- YOUR GOAL -
Copy everything in the listing below word for word, apart from any images.

========================================================================

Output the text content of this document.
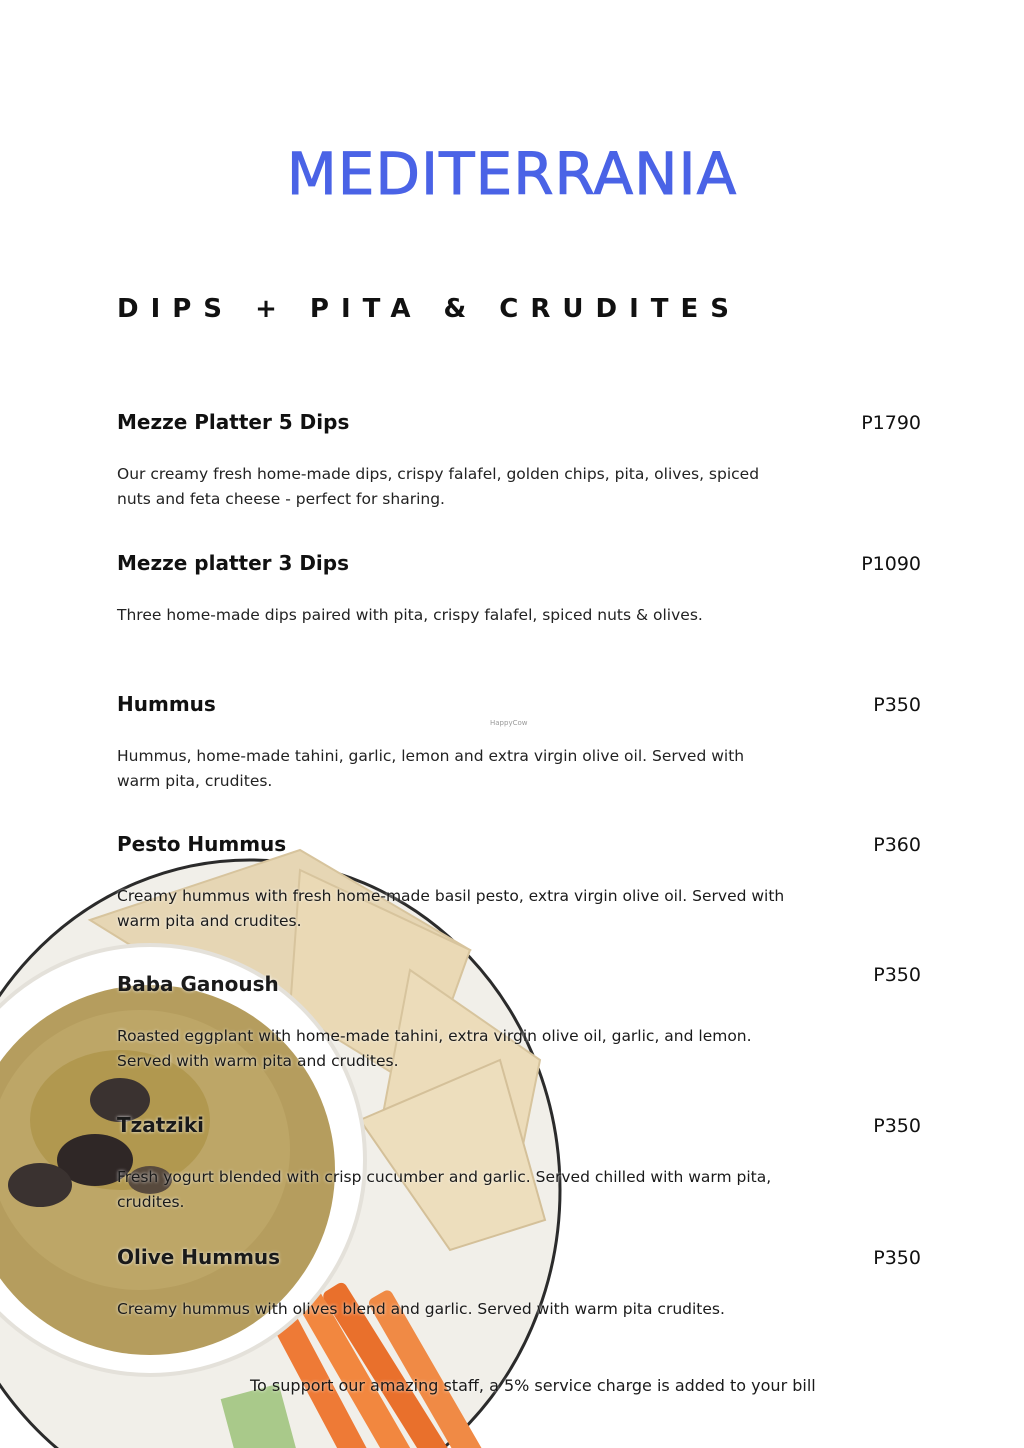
MEDITERRANIA
DIPS + PITA & CRUDITES
Mezze Platter 5 Dips	P1790
Our creamy fresh home-made dips, crispy falafel, golden chips, pita, olives, spiced nuts and feta cheese - perfect for sharing.
Mezze platter 3 Dips	P1090
Three home-made dips paired with pita, crispy falafel, spiced nuts & olives.
Hummus	P350
Hummus, home-made tahini, garlic, lemon and extra virgin olive oil. Served with warm pita, crudites.
HappyCow
Pesto Hummus	P360
Creamy hummus with fresh home-made basil pesto, extra virgin olive oil. Served with warm pita and crudites.
Baba Ganoush	P350
Roasted eggplant with home-made tahini, extra virgin olive oil, garlic, and lemon. Served with warm pita and crudites.
Tzatziki	P350
Fresh yogurt blended with crisp cucumber and garlic. Served chilled with warm pita, crudites.
Olive Hummus	P350
Creamy hummus with olives blend and garlic. Served with warm pita crudites.
To support our amazing staff, a 5% service charge is added to your bill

========================================================================

- OUTPUT OF THE EXERCISE -
Output the text content of this document.
MEDITERRANIA
DIPS + PITA & CRUDITES
Mezze Platter 5 Dips	P1790
Our creamy fresh home-made dips, crispy falafel, golden chips, pita, olives, spiced nuts and feta cheese - perfect for sharing.
Mezze platter 3 Dips	P1090
Three home-made dips paired with pita, crispy falafel, spiced nuts & olives.
Hummus	P350
Hummus, home-made tahini, garlic, lemon and extra virgin olive oil. Served with warm pita, crudites.
HappyCow
Pesto Hummus	P360
Creamy hummus with fresh home-made basil pesto, extra virgin olive oil. Served with warm pita and crudites.
Baba Ganoush	P350
Roasted eggplant with home-made tahini, extra virgin olive oil, garlic, and lemon. Served with warm pita and crudites.
Tzatziki	P350
Fresh yogurt blended with crisp cucumber and garlic. Served chilled with warm pita, crudites.
Olive Hummus	P350
Creamy hummus with olives blend and garlic. Served with warm pita crudites.
To support our amazing staff, a 5% service charge is added to your bill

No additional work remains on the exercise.